• **DATASET RECORDS**:

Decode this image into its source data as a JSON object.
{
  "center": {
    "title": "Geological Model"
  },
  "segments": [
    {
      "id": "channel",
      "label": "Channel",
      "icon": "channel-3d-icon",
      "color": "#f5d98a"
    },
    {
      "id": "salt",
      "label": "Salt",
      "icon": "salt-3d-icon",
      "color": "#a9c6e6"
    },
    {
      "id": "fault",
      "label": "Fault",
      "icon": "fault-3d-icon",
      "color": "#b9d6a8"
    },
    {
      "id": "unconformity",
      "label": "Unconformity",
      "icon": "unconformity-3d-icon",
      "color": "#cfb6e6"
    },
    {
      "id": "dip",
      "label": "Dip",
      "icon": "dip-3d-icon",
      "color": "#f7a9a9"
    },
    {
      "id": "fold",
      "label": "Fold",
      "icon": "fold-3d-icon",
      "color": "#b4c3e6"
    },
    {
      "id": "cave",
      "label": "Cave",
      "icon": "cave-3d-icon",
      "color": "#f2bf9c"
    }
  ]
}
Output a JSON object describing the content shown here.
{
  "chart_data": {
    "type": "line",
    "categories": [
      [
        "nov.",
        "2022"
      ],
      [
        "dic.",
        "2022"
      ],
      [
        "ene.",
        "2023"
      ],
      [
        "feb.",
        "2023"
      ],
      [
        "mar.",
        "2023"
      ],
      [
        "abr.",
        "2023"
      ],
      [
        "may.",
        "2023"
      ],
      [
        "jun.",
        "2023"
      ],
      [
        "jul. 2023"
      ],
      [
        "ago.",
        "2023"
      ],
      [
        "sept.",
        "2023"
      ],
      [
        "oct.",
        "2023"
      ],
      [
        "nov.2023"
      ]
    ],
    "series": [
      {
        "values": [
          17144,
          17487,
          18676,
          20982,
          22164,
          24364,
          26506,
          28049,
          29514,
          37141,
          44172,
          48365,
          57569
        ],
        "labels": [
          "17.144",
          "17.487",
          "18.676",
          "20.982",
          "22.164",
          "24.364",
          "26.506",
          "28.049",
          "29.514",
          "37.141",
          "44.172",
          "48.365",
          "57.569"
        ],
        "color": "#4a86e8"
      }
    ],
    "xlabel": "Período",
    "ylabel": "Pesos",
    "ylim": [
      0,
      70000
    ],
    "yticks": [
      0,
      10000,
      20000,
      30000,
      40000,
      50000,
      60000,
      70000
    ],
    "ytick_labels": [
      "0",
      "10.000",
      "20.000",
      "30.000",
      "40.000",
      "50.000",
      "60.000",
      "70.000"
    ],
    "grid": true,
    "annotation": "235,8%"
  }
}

• **OBJECTIVE**:
Restate the listing in full, word for word.

• **FULL SOLUTION**:
Decode this image into its source data as a JSON object.
{
  "center": {
    "title": "Geological Model"
  },
  "segments": [
    {
      "id": "channel",
      "label": "Channel",
      "icon": "channel-3d-icon",
      "color": "#f5d98a"
    },
    {
      "id": "salt",
      "label": "Salt",
      "icon": "salt-3d-icon",
      "color": "#a9c6e6"
    },
    {
      "id": "fault",
      "label": "Fault",
      "icon": "fault-3d-icon",
      "color": "#b9d6a8"
    },
    {
      "id": "unconformity",
      "label": "Unconformity",
      "icon": "unconformity-3d-icon",
      "color": "#cfb6e6"
    },
    {
      "id": "dip",
      "label": "Dip",
      "icon": "dip-3d-icon",
      "color": "#f7a9a9"
    },
    {
      "id": "fold",
      "label": "Fold",
      "icon": "fold-3d-icon",
      "color": "#b4c3e6"
    },
    {
      "id": "cave",
      "label": "Cave",
      "icon": "cave-3d-icon",
      "color": "#f2bf9c"
    }
  ]
}
Output a JSON object describing the content shown here.
{
  "chart_data": {
    "type": "line",
    "categories": [
      [
        "nov.",
        "2022"
      ],
      [
        "dic.",
        "2022"
      ],
      [
        "ene.",
        "2023"
      ],
      [
        "feb.",
        "2023"
      ],
      [
        "mar.",
        "2023"
      ],
      [
        "abr.",
        "2023"
      ],
      [
        "may.",
        "2023"
      ],
      [
        "jun.",
        "2023"
      ],
      [
        "jul. 2023"
      ],
      [
        "ago.",
        "2023"
      ],
      [
        "sept.",
        "2023"
      ],
      [
        "oct.",
        "2023"
      ],
      [
        "nov.2023"
      ]
    ],
    "series": [
      {
        "values": [
          17144,
          17487,
          18676,
          20982,
          22164,
          24364,
          26506,
          28049,
          29514,
          37141,
          44172,
          48365,
          57569
        ],
        "labels": [
          "17.144",
          "17.487",
          "18.676",
          "20.982",
          "22.164",
          "24.364",
          "26.506",
          "28.049",
          "29.514",
          "37.141",
          "44.172",
          "48.365",
          "57.569"
        ],
        "color": "#4a86e8"
      }
    ],
    "xlabel": "Período",
    "ylabel": "Pesos",
    "ylim": [
      0,
      70000
    ],
    "yticks": [
      0,
      10000,
      20000,
      30000,
      40000,
      50000,
      60000,
      70000
    ],
    "ytick_labels": [
      "0",
      "10.000",
      "20.000",
      "30.000",
      "40.000",
      "50.000",
      "60.000",
      "70.000"
    ],
    "grid": true,
    "annotation": "235,8%"
  }
}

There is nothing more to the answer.